## INPUT

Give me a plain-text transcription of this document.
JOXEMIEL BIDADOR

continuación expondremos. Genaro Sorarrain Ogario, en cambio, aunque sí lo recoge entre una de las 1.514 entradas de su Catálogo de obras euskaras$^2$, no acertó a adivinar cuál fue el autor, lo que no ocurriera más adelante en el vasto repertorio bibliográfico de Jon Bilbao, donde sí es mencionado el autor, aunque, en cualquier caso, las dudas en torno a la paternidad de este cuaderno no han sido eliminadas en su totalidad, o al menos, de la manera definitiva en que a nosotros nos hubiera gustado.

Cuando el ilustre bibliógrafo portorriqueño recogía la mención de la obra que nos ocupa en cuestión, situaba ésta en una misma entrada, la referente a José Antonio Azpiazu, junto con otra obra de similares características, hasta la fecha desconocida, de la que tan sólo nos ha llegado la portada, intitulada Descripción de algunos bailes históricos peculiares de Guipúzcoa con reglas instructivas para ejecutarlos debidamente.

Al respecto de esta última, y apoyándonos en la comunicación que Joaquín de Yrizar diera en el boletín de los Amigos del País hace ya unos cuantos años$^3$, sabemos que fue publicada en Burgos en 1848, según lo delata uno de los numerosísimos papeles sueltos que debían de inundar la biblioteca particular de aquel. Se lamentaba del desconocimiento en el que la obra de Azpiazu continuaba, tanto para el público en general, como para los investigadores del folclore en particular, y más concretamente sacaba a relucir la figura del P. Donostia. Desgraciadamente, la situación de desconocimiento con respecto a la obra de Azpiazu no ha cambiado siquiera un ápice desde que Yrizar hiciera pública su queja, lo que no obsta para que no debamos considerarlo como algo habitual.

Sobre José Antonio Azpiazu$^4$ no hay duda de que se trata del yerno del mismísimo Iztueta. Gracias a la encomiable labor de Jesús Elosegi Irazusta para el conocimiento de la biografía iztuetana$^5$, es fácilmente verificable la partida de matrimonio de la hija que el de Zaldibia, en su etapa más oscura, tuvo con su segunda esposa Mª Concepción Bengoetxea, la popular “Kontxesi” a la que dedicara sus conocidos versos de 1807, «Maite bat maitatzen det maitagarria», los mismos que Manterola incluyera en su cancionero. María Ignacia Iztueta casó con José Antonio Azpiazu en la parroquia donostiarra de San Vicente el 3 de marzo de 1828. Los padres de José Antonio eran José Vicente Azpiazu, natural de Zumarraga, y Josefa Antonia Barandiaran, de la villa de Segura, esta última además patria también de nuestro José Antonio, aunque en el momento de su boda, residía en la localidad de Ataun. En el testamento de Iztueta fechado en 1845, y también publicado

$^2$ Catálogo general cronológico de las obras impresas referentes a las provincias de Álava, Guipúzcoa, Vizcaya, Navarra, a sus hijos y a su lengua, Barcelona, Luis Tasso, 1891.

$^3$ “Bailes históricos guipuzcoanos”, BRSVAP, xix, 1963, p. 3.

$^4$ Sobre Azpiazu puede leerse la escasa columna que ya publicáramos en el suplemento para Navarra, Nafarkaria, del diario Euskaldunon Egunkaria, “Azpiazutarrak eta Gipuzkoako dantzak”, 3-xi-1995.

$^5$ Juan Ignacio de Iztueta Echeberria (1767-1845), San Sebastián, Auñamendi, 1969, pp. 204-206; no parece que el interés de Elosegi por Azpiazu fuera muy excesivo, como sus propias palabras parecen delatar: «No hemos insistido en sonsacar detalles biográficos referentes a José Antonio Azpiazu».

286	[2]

...

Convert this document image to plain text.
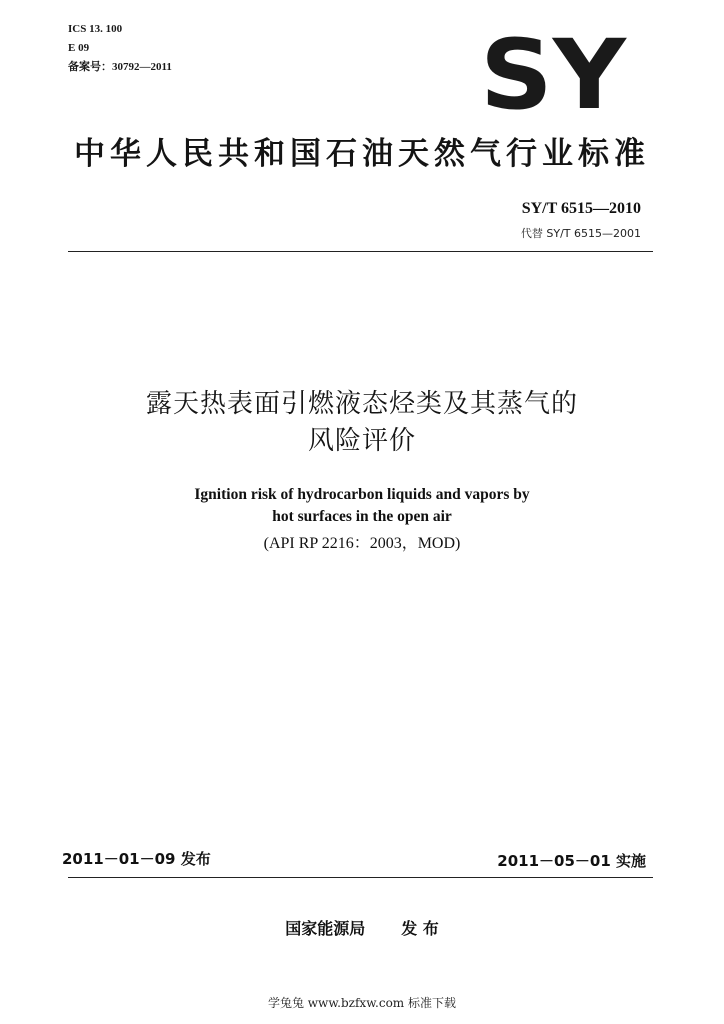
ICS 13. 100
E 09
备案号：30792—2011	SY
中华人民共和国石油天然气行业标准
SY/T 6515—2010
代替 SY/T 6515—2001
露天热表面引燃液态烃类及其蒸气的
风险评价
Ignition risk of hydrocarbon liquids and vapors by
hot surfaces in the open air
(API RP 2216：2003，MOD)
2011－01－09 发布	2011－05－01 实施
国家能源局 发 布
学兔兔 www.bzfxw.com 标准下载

## INSTRUCTION
Return all lines containing "general".

## TASK OUTPUT
Al respecto de esta última, y apoyándonos en la comunicación que Joaquín de Yrizar diera en el boletín de los Amigos del País hace ya unos cuantos años$^3$, sabemos que fue publicada en Burgos en 1848, según lo delata uno de los numerosísimos papeles sueltos que debían de inundar la biblioteca particular de aquel. Se lamentaba del desconocimiento en el que la obra de Azpiazu continuaba, tanto para el público en general, como para los investigadores del folclore en particular, y más concretamente sacaba a relucir la figura del P. Donostia. Desgraciadamente, la situación de desconocimiento con respecto a la obra de Azpiazu no ha cambiado siquiera un ápice desde que Yrizar hiciera pública su queja, lo que no obsta para que no debamos considerarlo como algo habitual.
$^2$ Catálogo general cronológico de las obras impresas referentes a las provincias de Álava, Guipúzcoa, Vizcaya, Navarra, a sus hijos y a su lengua, Barcelona, Luis Tasso, 1891.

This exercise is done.